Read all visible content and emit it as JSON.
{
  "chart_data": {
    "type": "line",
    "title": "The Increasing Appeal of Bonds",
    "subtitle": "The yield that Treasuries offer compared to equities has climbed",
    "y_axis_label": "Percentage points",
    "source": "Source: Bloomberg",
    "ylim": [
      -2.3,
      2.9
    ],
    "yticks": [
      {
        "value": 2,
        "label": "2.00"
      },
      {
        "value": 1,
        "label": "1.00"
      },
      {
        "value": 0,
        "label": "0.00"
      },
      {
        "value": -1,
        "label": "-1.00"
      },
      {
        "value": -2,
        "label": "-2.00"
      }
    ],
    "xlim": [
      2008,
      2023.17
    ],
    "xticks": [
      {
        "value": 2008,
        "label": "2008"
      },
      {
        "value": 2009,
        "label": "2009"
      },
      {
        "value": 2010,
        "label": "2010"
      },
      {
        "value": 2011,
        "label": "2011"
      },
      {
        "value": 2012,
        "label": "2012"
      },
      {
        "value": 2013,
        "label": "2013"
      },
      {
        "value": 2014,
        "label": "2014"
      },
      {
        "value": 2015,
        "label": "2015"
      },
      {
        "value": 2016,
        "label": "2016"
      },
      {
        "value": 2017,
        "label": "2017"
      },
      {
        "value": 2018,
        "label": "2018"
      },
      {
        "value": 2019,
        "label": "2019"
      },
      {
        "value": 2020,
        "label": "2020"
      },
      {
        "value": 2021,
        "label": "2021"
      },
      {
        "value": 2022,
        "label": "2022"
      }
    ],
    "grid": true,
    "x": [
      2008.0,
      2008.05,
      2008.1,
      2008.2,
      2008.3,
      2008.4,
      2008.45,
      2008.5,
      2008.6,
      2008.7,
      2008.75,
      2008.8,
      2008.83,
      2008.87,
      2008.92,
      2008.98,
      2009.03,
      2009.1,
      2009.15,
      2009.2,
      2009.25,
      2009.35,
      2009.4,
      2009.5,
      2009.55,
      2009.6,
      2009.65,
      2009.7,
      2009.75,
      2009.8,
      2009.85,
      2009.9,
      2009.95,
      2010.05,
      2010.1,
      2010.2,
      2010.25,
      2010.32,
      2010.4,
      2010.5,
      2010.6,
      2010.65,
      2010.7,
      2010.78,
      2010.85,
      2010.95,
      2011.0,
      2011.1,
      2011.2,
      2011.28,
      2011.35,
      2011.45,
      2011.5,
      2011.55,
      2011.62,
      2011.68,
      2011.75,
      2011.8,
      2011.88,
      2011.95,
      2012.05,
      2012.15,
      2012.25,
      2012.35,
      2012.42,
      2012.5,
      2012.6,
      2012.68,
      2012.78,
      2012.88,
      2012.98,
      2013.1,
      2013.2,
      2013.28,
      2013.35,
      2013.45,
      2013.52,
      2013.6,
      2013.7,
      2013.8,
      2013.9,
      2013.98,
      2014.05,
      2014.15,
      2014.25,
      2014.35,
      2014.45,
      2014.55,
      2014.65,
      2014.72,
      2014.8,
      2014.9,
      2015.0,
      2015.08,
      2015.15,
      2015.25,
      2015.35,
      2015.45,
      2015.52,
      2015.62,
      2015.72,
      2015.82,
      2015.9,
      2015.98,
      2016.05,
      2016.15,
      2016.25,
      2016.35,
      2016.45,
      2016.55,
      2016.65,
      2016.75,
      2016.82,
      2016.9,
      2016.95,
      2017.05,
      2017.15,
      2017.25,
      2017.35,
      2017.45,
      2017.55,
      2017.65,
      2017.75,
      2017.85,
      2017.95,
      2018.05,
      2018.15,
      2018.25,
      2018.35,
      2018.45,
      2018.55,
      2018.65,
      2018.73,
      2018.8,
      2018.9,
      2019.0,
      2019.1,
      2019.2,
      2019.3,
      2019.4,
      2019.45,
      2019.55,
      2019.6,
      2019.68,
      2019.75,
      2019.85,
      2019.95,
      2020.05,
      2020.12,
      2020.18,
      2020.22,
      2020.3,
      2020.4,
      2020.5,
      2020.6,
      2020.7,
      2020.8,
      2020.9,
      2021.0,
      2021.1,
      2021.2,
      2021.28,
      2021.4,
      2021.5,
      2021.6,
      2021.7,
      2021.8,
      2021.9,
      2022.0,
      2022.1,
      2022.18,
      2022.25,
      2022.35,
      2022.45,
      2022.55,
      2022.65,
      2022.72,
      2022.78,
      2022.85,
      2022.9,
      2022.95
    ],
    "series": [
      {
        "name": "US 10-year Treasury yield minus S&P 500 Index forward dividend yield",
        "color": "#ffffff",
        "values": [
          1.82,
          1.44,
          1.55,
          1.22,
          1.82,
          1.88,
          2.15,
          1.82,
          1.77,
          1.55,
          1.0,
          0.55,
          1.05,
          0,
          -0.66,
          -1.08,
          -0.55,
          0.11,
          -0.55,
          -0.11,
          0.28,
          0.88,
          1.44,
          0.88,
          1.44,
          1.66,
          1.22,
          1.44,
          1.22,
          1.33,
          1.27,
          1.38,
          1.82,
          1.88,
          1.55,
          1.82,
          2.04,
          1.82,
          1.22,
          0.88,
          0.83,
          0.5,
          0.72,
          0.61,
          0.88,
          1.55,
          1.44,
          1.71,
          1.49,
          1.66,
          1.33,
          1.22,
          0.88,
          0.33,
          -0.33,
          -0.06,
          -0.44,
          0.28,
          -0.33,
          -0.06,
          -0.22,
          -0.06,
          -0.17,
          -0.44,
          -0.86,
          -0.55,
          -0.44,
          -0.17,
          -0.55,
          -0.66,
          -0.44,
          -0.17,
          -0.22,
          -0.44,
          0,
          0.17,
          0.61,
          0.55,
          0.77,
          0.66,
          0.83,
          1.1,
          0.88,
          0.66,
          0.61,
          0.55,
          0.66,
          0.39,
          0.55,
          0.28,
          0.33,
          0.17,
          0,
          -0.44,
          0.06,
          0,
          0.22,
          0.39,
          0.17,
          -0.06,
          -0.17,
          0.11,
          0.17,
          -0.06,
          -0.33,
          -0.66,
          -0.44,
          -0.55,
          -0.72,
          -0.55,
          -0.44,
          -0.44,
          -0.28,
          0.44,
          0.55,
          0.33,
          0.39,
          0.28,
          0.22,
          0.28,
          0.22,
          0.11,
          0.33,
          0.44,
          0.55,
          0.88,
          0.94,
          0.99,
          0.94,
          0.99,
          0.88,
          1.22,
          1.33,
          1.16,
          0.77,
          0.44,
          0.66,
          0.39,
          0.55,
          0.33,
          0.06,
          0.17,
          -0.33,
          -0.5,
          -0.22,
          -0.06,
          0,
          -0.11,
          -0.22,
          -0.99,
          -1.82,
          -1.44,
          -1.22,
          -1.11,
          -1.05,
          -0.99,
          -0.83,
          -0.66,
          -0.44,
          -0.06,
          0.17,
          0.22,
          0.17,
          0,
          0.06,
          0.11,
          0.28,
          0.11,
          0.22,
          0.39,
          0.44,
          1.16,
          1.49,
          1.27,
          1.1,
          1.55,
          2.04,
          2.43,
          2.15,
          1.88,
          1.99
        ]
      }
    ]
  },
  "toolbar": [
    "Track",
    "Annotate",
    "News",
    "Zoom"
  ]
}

* * * * *

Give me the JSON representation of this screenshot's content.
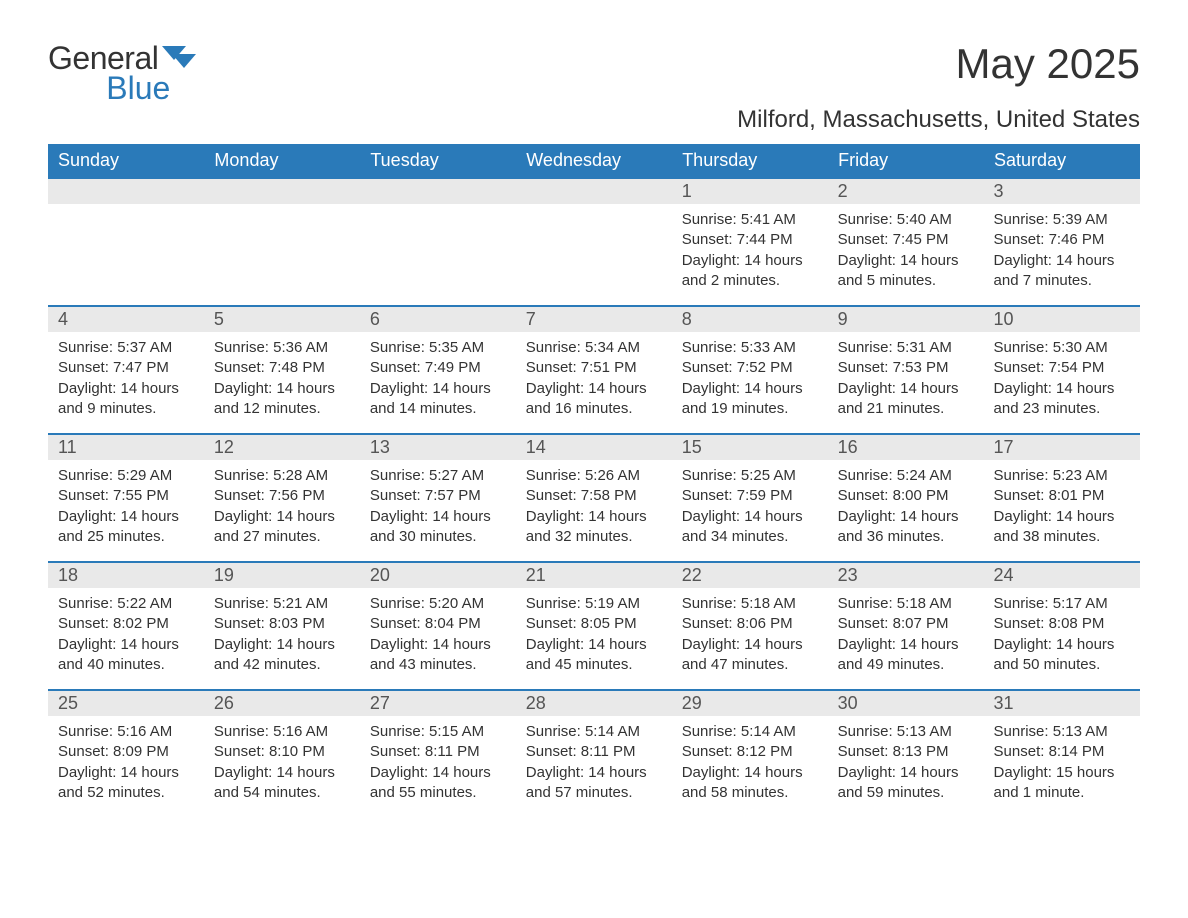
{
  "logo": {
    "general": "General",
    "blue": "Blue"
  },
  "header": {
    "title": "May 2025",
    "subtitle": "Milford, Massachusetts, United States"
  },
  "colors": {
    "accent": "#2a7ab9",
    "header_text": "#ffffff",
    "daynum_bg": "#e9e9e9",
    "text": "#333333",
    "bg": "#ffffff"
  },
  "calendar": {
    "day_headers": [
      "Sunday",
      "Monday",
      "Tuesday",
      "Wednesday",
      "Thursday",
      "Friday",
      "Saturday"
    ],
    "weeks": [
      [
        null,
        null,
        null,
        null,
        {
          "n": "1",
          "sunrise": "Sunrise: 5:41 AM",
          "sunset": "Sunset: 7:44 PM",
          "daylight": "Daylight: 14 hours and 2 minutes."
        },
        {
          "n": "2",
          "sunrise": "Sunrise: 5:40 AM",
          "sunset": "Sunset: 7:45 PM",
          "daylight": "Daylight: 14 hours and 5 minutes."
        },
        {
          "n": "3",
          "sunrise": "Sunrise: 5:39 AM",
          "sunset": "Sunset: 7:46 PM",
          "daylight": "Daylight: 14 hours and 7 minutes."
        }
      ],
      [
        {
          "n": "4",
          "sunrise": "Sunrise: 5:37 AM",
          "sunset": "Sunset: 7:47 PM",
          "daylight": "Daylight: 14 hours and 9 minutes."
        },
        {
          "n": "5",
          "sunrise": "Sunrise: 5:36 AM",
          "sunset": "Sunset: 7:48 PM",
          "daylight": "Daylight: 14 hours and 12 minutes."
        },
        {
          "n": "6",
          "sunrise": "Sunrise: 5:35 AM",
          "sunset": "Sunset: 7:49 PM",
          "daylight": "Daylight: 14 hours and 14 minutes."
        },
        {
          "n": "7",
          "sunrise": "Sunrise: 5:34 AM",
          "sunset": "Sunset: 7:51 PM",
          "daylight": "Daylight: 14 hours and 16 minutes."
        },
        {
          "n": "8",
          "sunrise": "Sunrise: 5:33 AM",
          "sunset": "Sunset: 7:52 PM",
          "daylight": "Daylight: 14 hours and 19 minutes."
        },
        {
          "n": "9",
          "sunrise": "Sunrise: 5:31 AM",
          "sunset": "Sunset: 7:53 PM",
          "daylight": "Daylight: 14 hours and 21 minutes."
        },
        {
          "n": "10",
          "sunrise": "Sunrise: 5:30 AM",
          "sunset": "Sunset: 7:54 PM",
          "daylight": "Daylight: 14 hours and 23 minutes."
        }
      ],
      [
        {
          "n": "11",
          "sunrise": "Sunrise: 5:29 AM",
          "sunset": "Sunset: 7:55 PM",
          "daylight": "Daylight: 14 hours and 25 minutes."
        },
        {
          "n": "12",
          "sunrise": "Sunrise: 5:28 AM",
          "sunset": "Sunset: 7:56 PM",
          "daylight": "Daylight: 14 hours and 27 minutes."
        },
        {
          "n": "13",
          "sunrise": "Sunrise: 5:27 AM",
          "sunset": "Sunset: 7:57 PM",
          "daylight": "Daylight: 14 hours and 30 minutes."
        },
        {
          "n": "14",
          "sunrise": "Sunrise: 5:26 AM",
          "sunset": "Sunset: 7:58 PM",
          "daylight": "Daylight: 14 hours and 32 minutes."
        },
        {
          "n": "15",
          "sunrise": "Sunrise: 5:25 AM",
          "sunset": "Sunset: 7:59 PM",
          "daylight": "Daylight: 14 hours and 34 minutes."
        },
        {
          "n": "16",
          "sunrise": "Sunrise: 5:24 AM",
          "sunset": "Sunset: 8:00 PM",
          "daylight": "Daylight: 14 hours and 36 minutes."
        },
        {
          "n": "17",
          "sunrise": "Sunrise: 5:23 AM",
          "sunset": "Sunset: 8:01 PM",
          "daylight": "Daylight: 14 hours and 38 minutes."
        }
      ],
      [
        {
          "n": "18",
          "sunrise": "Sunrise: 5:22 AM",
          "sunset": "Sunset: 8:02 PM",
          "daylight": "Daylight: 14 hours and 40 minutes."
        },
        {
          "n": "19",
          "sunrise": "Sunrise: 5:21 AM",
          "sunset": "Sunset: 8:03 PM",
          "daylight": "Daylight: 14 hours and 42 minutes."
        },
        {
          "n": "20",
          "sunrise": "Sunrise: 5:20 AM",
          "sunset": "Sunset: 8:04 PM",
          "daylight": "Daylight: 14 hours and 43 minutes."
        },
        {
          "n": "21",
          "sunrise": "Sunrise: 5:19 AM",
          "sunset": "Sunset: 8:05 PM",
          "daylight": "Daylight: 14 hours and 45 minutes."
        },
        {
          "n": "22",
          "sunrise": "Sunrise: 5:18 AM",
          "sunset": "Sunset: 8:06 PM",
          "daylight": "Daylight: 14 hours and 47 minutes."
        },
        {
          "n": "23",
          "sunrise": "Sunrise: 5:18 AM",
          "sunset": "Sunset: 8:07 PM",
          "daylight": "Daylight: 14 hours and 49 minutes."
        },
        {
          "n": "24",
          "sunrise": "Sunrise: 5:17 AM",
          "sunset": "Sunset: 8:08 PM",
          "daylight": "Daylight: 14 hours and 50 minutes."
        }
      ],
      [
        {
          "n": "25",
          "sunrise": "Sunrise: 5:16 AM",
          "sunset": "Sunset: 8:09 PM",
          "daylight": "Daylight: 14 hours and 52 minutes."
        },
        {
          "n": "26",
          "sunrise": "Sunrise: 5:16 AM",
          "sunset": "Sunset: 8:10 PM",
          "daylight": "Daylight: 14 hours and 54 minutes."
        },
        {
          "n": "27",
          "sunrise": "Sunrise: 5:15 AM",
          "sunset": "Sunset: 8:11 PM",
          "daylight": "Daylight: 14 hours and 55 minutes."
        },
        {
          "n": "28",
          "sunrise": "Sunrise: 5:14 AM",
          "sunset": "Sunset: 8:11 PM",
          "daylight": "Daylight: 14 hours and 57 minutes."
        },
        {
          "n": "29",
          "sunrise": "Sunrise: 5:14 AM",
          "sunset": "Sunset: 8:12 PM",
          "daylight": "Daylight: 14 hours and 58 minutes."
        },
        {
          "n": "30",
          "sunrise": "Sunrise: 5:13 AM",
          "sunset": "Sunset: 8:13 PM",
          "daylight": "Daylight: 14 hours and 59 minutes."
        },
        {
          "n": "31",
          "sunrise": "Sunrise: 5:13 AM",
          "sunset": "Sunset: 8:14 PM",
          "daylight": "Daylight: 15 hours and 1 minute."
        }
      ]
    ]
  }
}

* * * * *

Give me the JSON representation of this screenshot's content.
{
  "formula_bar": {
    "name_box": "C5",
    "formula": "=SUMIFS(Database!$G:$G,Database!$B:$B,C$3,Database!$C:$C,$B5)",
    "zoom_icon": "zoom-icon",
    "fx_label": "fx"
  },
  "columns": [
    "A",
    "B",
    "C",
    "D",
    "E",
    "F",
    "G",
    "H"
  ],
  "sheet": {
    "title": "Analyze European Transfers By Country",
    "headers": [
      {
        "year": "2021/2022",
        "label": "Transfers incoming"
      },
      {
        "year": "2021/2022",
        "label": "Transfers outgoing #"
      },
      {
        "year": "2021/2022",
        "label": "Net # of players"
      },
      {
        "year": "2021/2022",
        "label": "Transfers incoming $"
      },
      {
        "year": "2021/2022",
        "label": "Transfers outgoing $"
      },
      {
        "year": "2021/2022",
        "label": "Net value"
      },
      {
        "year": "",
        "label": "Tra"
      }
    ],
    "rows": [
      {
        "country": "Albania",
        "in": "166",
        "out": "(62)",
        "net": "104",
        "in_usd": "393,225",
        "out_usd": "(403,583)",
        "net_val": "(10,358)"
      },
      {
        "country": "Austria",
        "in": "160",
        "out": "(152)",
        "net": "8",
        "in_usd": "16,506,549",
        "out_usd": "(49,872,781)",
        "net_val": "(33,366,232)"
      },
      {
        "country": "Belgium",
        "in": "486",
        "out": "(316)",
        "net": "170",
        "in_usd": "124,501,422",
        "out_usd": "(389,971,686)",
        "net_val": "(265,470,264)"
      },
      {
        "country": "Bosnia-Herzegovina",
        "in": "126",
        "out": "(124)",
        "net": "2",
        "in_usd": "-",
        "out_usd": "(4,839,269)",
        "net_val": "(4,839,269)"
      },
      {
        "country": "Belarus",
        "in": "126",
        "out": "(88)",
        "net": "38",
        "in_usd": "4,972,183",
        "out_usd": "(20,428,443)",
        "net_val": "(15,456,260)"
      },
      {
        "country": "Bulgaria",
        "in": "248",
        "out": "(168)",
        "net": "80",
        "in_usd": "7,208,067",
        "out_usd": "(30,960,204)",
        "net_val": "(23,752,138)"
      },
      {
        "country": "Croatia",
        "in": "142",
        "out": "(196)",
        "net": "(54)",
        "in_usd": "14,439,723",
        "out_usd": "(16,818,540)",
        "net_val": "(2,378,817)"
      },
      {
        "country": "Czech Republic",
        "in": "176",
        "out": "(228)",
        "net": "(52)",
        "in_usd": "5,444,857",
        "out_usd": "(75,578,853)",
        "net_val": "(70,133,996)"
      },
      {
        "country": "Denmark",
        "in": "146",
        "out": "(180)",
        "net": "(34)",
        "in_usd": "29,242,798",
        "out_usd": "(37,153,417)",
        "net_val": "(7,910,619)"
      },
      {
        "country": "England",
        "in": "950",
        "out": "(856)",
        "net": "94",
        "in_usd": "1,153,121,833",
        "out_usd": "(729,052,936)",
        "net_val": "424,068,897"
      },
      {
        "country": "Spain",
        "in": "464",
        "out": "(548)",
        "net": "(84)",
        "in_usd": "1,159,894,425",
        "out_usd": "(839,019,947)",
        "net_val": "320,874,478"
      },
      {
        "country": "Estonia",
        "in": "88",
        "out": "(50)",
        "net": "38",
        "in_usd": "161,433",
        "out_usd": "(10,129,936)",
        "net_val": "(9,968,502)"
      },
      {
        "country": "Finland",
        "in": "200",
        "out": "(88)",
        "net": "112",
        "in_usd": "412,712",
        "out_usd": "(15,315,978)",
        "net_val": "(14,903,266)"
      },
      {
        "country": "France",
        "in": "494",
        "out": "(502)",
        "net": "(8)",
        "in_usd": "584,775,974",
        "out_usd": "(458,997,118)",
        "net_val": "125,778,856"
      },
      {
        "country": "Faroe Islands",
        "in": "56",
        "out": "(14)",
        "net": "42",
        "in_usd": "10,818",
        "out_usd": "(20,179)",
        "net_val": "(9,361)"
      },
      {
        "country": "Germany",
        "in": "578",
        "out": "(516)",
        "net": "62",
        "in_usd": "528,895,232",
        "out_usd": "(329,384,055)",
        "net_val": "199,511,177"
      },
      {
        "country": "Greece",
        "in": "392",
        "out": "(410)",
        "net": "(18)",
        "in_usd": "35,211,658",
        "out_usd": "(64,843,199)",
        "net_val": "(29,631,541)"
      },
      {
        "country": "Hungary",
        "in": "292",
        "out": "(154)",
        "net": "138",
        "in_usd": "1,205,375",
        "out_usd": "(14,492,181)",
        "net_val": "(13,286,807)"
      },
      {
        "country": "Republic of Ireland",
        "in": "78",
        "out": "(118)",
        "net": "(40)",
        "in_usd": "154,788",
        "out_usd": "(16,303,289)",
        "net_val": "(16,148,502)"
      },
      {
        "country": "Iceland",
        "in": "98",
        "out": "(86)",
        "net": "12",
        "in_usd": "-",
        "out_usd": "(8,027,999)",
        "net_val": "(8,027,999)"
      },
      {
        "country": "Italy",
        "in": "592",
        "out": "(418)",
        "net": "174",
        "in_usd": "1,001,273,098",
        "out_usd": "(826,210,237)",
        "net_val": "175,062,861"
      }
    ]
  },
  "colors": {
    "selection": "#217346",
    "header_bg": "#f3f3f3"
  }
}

* * * * *

## Aim
From the data, list each line in which the string "Transfers" appears.

## Finished task
    "title": "Analyze European Transfers By Country",
        "label": "Transfers incoming"
        "label": "Transfers outgoing #"
        "label": "Transfers incoming $"
        "label": "Transfers outgoing $"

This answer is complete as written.